▶ _Given information_:
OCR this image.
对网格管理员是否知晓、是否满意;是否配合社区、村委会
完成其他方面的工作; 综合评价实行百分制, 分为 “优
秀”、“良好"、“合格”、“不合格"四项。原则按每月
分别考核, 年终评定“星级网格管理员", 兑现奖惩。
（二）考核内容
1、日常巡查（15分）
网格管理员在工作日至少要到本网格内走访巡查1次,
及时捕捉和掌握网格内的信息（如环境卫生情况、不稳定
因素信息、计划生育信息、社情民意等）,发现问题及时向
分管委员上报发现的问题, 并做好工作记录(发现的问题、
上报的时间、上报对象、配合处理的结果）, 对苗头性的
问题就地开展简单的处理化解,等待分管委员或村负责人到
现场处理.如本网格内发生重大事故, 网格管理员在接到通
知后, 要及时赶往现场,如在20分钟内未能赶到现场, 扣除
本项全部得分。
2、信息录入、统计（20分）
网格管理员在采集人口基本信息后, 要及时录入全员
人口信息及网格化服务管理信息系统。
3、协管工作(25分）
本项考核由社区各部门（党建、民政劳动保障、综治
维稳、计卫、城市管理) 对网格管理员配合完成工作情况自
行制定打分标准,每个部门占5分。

▶ _Your objective_: Return the entries above exactly as they appear.

▶ _Answer to the task_:
OCR this image.
对网格管理员是否知晓、是否满意;是否配合社区、村委会
完成其他方面的工作; 综合评价实行百分制, 分为 “优
秀”、“良好"、“合格”、“不合格"四项。原则按每月
分别考核, 年终评定“星级网格管理员", 兑现奖惩。
（二）考核内容
1、日常巡查（15分）
网格管理员在工作日至少要到本网格内走访巡查1次,
及时捕捉和掌握网格内的信息（如环境卫生情况、不稳定
因素信息、计划生育信息、社情民意等）,发现问题及时向
分管委员上报发现的问题, 并做好工作记录(发现的问题、
上报的时间、上报对象、配合处理的结果）, 对苗头性的
问题就地开展简单的处理化解,等待分管委员或村负责人到
现场处理.如本网格内发生重大事故, 网格管理员在接到通
知后, 要及时赶往现场,如在20分钟内未能赶到现场, 扣除
本项全部得分。
2、信息录入、统计（20分）
网格管理员在采集人口基本信息后, 要及时录入全员
人口信息及网格化服务管理信息系统。
3、协管工作(25分）
本项考核由社区各部门（党建、民政劳动保障、综治
维稳、计卫、城市管理) 对网格管理员配合完成工作情况自
行制定打分标准,每个部门占5分。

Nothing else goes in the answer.